## Prompt
Exclude the pictures; give every entry again exactly as written.
— START —
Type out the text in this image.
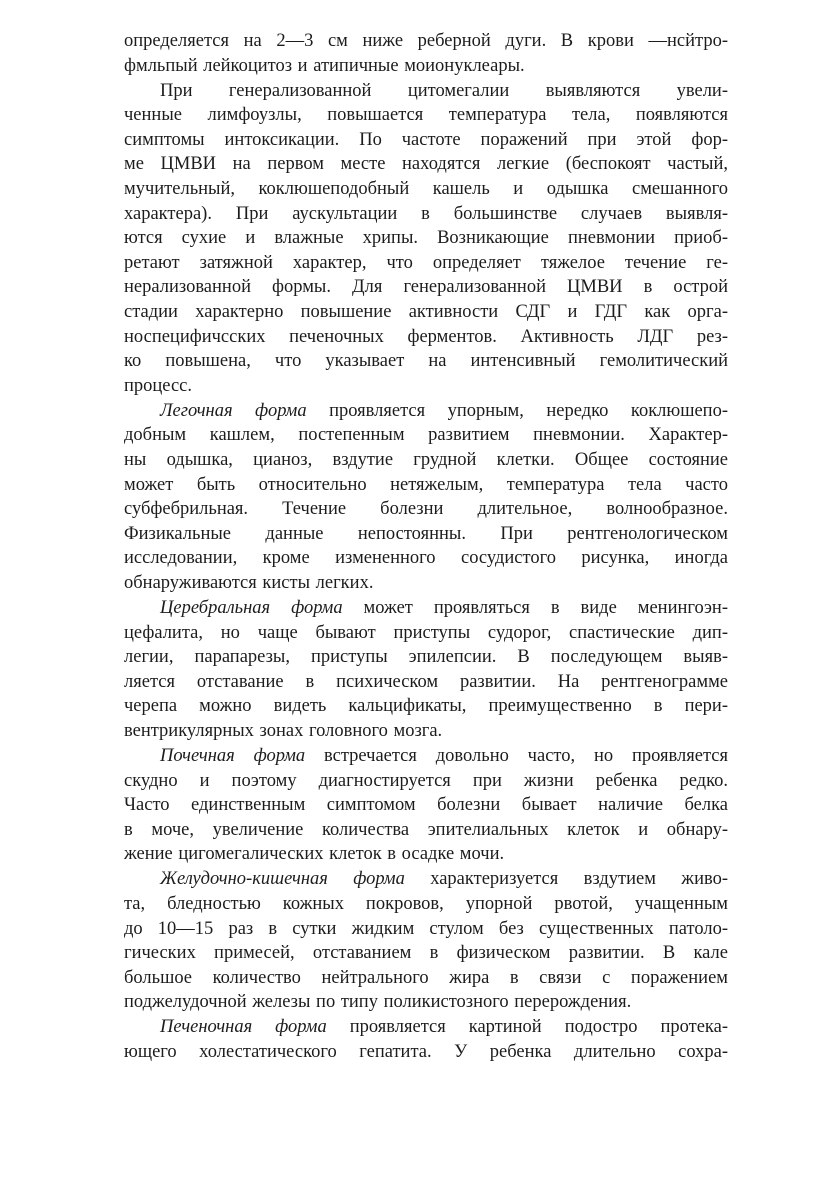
определяется на 2—3 см ниже реберной дуги. В крови —нсйтро-
фмльпый лейкоцитоз и атипичные моионуклеары.
При генерализованной цитомегалии выявляются увели-
ченные лимфоузлы, повышается температура тела, появляются
симптомы интоксикации. По частоте поражений при этой фор-
ме ЦМВИ на первом месте находятся легкие (беспокоят частый,
мучительный, коклюшеподобный кашель и одышка смешанного
характера). При аускультации в большинстве случаев выявля-
ются сухие и влажные хрипы. Возникающие пневмонии приоб-
ретают затяжной характер, что определяет тяжелое течение ге-
нерализованной формы. Для генерализованной ЦМВИ в острой
стадии характерно повышение активности СДГ и ГДГ как орга-
носпецифичсских печеночных ферментов. Активность ЛДГ рез-
ко повышена, что указывает на интенсивный гемолитический
процесс.
Легочная форма проявляется упорным, нередко коклюшепо-
добным кашлем, постепенным развитием пневмонии. Характер-
ны одышка, цианоз, вздутие грудной клетки. Общее состояние
может быть относительно нетяжелым, температура тела часто
субфебрильная. Течение болезни длительное, волнообразное.
Физикальные данные непостоянны. При рентгенологическом
исследовании, кроме измененного сосудистого рисунка, иногда
обнаруживаются кисты легких.
Церебральная форма может проявляться в виде менингоэн-
цефалита, но чаще бывают приступы судорог, спастические дип-
легии, парапарезы, приступы эпилепсии. В последующем выяв-
ляется отставание в психическом развитии. На рентгенограмме
черепа можно видеть кальцификаты, преимущественно в пери-
вентрикулярных зонах головного мозга.
Почечная форма встречается довольно часто, но проявляется
скудно и поэтому диагностируется при жизни ребенка редко.
Часто единственным симптомом болезни бывает наличие белка
в моче, увеличение количества эпителиальных клеток и обнару-
жение цигомегалических клеток в осадке мочи.
Желудочно-кишечная форма характеризуется вздутием живо-
та, бледностью кожных покровов, упорной рвотой, учащенным
до 10—15 раз в сутки жидким стулом без существенных патоло-
гических примесей, отставанием в физическом развитии. В кале
большое количество нейтрального жира в связи с поражением
поджелудочной железы по типу поликистозного перерождения.
Печеночная форма проявляется картиной подостро протека-
ющего холестатического гепатита. У ребенка длительно сохра-
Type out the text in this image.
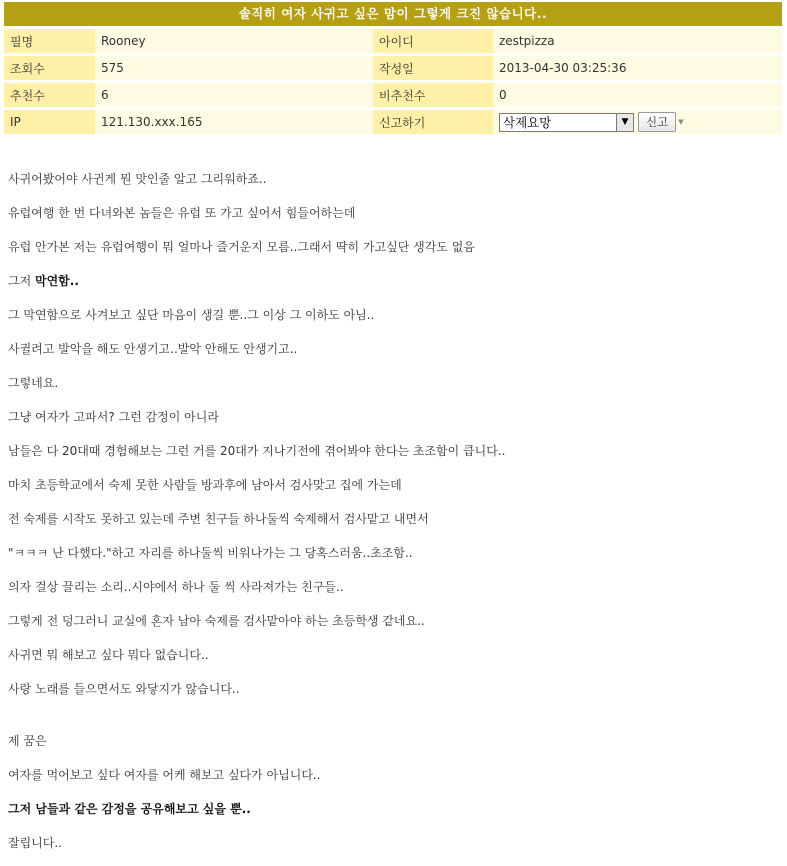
솔직히 여자 사귀고 싶은 맘이 그렇게 크진 않습니다..
필명	Rooney	아이디	zestpizza
조회수	575	작성일	2013-04-30 03:25:36
추천수	6	비추천수	0
IP	121.130.xxx.165	신고하기	삭제요망 ▼ 신고 ▼

사귀어봤어야 사귄게 뭔 맛인줄 알고 그리워하죠..

유럽여행 한 번 다녀와본 놈들은 유럽 또 가고 싶어서 힘들어하는데

유럽 안가본 저는 유럽여행이 뭐 얼마나 즐거운지 모름..그래서 딱히 가고싶단 생각도 없음

그저 막연함..

그 막연함으로 사겨보고 싶단 마음이 생길 뿐..그 이상 그 이하도 아님..

사귈려고 발악을 해도 안생기고..발악 안해도 안생기고..

그렇네요.

그냥 여자가 고파서? 그런 감정이 아니라

남들은 다 20대때 경험해보는 그런 거를 20대가 지나기전에 겪어봐야 한다는 초조함이 큽니다..

마치 초등학교에서 숙제 못한 사람들 방과후에 남아서 검사맞고 집에 가는데

전 숙제를 시작도 못하고 있는데 주변 친구들 하나둘씩 숙제해서 검사맡고 내면서

"ㅋㅋㅋ 난 다했다."하고 자리를 하나둘씩 비워나가는 그 당혹스러움..초조함..

의자 걸상 끌리는 소리..시야에서 하나 둘 씩 사라져가는 친구들..

그렇게 전 덩그러니 교실에 혼자 남아 숙제를 검사맡아야 하는 초등학생 같네요..

사귀면 뭐 해보고 싶다 뭐다 없습니다..

사랑 노래를 들으면서도 와닿지가 않습니다..

제 꿈은

여자를 먹어보고 싶다 여자를 어케 해보고 싶다가 아닙니다..

그저 남들과 같은 감정을 공유해보고 싶을 뿐..

잘립니다..
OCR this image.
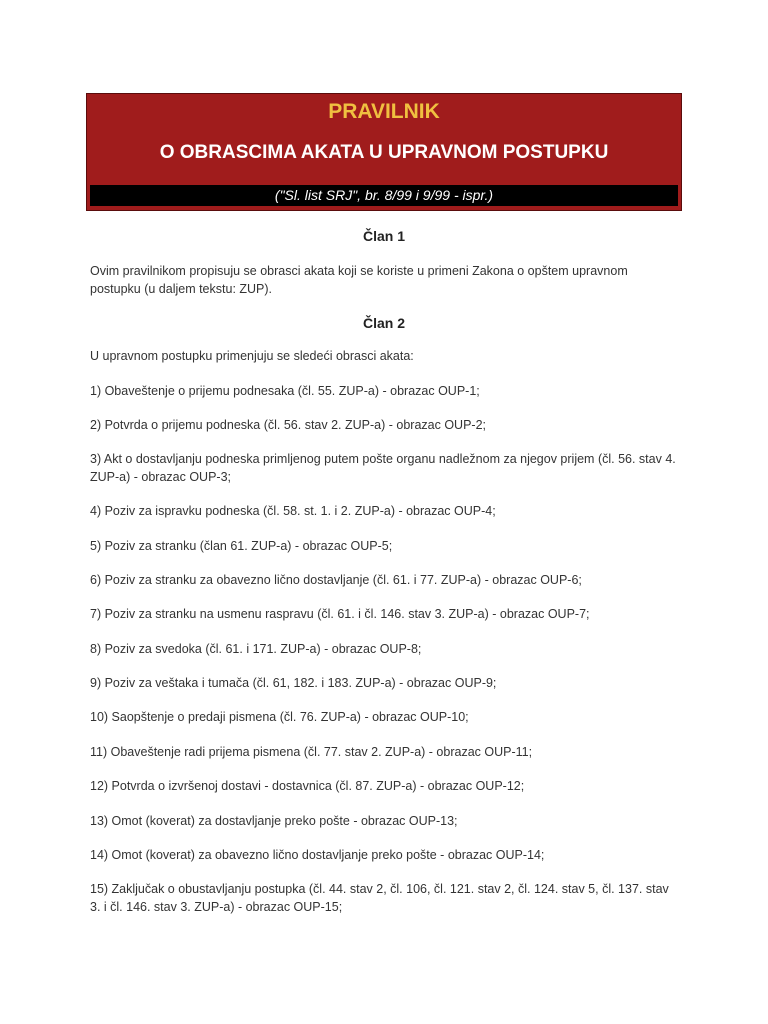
PRAVILNIK
O OBRASCIMA AKATA U UPRAVNOM POSTUPKU
("Sl. list SRJ", br. 8/99 i 9/99 - ispr.)
Član 1
Ovim pravilnikom propisuju se obrasci akata koji se koriste u primeni Zakona o opštem upravnom postupku (u daljem tekstu: ZUP).
Član 2
U upravnom postupku primenjuju se sledeći obrasci akata:
1) Obaveštenje o prijemu podnesaka (čl. 55. ZUP-a) - obrazac OUP-1;
2) Potvrda o prijemu podneska (čl. 56. stav 2. ZUP-a) - obrazac OUP-2;
3) Akt o dostavljanju podneska primljenog putem pošte organu nadležnom za njegov prijem (čl. 56. stav 4. ZUP-a) - obrazac OUP-3;
4) Poziv za ispravku podneska (čl. 58. st. 1. i 2. ZUP-a) - obrazac OUP-4;
5) Poziv za stranku (član 61. ZUP-a) - obrazac OUP-5;
6) Poziv za stranku za obavezno lično dostavljanje (čl. 61. i 77. ZUP-a) - obrazac OUP-6;
7) Poziv za stranku na usmenu raspravu (čl. 61. i čl. 146. stav 3. ZUP-a) - obrazac OUP-7;
8) Poziv za svedoka (čl. 61. i 171. ZUP-a) - obrazac OUP-8;
9) Poziv za veštaka i tumača (čl. 61, 182. i 183. ZUP-a) - obrazac OUP-9;
10) Saopštenje o predaji pismena (čl. 76. ZUP-a) - obrazac OUP-10;
11) Obaveštenje radi prijema pismena (čl. 77. stav 2. ZUP-a) - obrazac OUP-11;
12) Potvrda o izvršenoj dostavi - dostavnica (čl. 87. ZUP-a) - obrazac OUP-12;
13) Omot (koverat) za dostavljanje preko pošte - obrazac OUP-13;
14) Omot (koverat) za obavezno lično dostavljanje preko pošte - obrazac OUP-14;
15) Zaključak o obustavljanju postupka (čl. 44. stav 2, čl. 106, čl. 121. stav 2, čl. 124. stav 5, čl. 137. stav 3. i čl. 146. stav 3. ZUP-a) - obrazac OUP-15;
— END —
## Reply to the task
Type out the text in this image.
определяется на 2—3 см ниже реберной дуги. В крови —нсйтро-
фмльпый лейкоцитоз и атипичные моионуклеары.
При генерализованной цитомегалии выявляются увели-
ченные лимфоузлы, повышается температура тела, появляются
симптомы интоксикации. По частоте поражений при этой фор-
ме ЦМВИ на первом месте находятся легкие (беспокоят частый,
мучительный, коклюшеподобный кашель и одышка смешанного
характера). При аускультации в большинстве случаев выявля-
ются сухие и влажные хрипы. Возникающие пневмонии приоб-
ретают затяжной характер, что определяет тяжелое течение ге-
нерализованной формы. Для генерализованной ЦМВИ в острой
стадии характерно повышение активности СДГ и ГДГ как орга-
носпецифичсских печеночных ферментов. Активность ЛДГ рез-
ко повышена, что указывает на интенсивный гемолитический
процесс.
Легочная форма проявляется упорным, нередко коклюшепо-
добным кашлем, постепенным развитием пневмонии. Характер-
ны одышка, цианоз, вздутие грудной клетки. Общее состояние
может быть относительно нетяжелым, температура тела часто
субфебрильная. Течение болезни длительное, волнообразное.
Физикальные данные непостоянны. При рентгенологическом
исследовании, кроме измененного сосудистого рисунка, иногда
обнаруживаются кисты легких.
Церебральная форма может проявляться в виде менингоэн-
цефалита, но чаще бывают приступы судорог, спастические дип-
легии, парапарезы, приступы эпилепсии. В последующем выяв-
ляется отставание в психическом развитии. На рентгенограмме
черепа можно видеть кальцификаты, преимущественно в пери-
вентрикулярных зонах головного мозга.
Почечная форма встречается довольно часто, но проявляется
скудно и поэтому диагностируется при жизни ребенка редко.
Часто единственным симптомом болезни бывает наличие белка
в моче, увеличение количества эпителиальных клеток и обнару-
жение цигомегалических клеток в осадке мочи.
Желудочно-кишечная форма характеризуется вздутием живо-
та, бледностью кожных покровов, упорной рвотой, учащенным
до 10—15 раз в сутки жидким стулом без существенных патоло-
гических примесей, отставанием в физическом развитии. В кале
большое количество нейтрального жира в связи с поражением
поджелудочной железы по типу поликистозного перерождения.
Печеночная форма проявляется картиной подостро протека-
ющего холестатического гепатита. У ребенка длительно сохра-
Type out the text in this image.
솔직히 여자 사귀고 싶은 맘이 그렇게 크진 않습니다..
필명	Rooney	아이디	zestpizza
조회수	575	작성일	2013-04-30 03:25:36
추천수	6	비추천수	0
IP	121.130.xxx.165	신고하기	삭제요망 ▼ 신고 ▼

사귀어봤어야 사귄게 뭔 맛인줄 알고 그리워하죠..

유럽여행 한 번 다녀와본 놈들은 유럽 또 가고 싶어서 힘들어하는데

유럽 안가본 저는 유럽여행이 뭐 얼마나 즐거운지 모름..그래서 딱히 가고싶단 생각도 없음

그저 막연함..

그 막연함으로 사겨보고 싶단 마음이 생길 뿐..그 이상 그 이하도 아님..

사귈려고 발악을 해도 안생기고..발악 안해도 안생기고..

그렇네요.

그냥 여자가 고파서? 그런 감정이 아니라

남들은 다 20대때 경험해보는 그런 거를 20대가 지나기전에 겪어봐야 한다는 초조함이 큽니다..

마치 초등학교에서 숙제 못한 사람들 방과후에 남아서 검사맞고 집에 가는데

전 숙제를 시작도 못하고 있는데 주변 친구들 하나둘씩 숙제해서 검사맡고 내면서

"ㅋㅋㅋ 난 다했다."하고 자리를 하나둘씩 비워나가는 그 당혹스러움..초조함..

의자 걸상 끌리는 소리..시야에서 하나 둘 씩 사라져가는 친구들..

그렇게 전 덩그러니 교실에 혼자 남아 숙제를 검사맡아야 하는 초등학생 같네요..

사귀면 뭐 해보고 싶다 뭐다 없습니다..

사랑 노래를 들으면서도 와닿지가 않습니다..

제 꿈은

여자를 먹어보고 싶다 여자를 어케 해보고 싶다가 아닙니다..

그저 남들과 같은 감정을 공유해보고 싶을 뿐..

잘립니다..
OCR this image.
PRAVILNIK
O OBRASCIMA AKATA U UPRAVNOM POSTUPKU
("Sl. list SRJ", br. 8/99 i 9/99 - ispr.)
Član 1
Ovim pravilnikom propisuju se obrasci akata koji se koriste u primeni Zakona o opštem upravnom postupku (u daljem tekstu: ZUP).
Član 2
U upravnom postupku primenjuju se sledeći obrasci akata:
1) Obaveštenje o prijemu podnesaka (čl. 55. ZUP-a) - obrazac OUP-1;
2) Potvrda o prijemu podneska (čl. 56. stav 2. ZUP-a) - obrazac OUP-2;
3) Akt o dostavljanju podneska primljenog putem pošte organu nadležnom za njegov prijem (čl. 56. stav 4. ZUP-a) - obrazac OUP-3;
4) Poziv za ispravku podneska (čl. 58. st. 1. i 2. ZUP-a) - obrazac OUP-4;
5) Poziv za stranku (član 61. ZUP-a) - obrazac OUP-5;
6) Poziv za stranku za obavezno lično dostavljanje (čl. 61. i 77. ZUP-a) - obrazac OUP-6;
7) Poziv za stranku na usmenu raspravu (čl. 61. i čl. 146. stav 3. ZUP-a) - obrazac OUP-7;
8) Poziv za svedoka (čl. 61. i 171. ZUP-a) - obrazac OUP-8;
9) Poziv za veštaka i tumača (čl. 61, 182. i 183. ZUP-a) - obrazac OUP-9;
10) Saopštenje o predaji pismena (čl. 76. ZUP-a) - obrazac OUP-10;
11) Obaveštenje radi prijema pismena (čl. 77. stav 2. ZUP-a) - obrazac OUP-11;
12) Potvrda o izvršenoj dostavi - dostavnica (čl. 87. ZUP-a) - obrazac OUP-12;
13) Omot (koverat) za dostavljanje preko pošte - obrazac OUP-13;
14) Omot (koverat) za obavezno lično dostavljanje preko pošte - obrazac OUP-14;
15) Zaključak o obustavljanju postupka (čl. 44. stav 2, čl. 106, čl. 121. stav 2, čl. 124. stav 5, čl. 137. stav 3. i čl. 146. stav 3. ZUP-a) - obrazac OUP-15;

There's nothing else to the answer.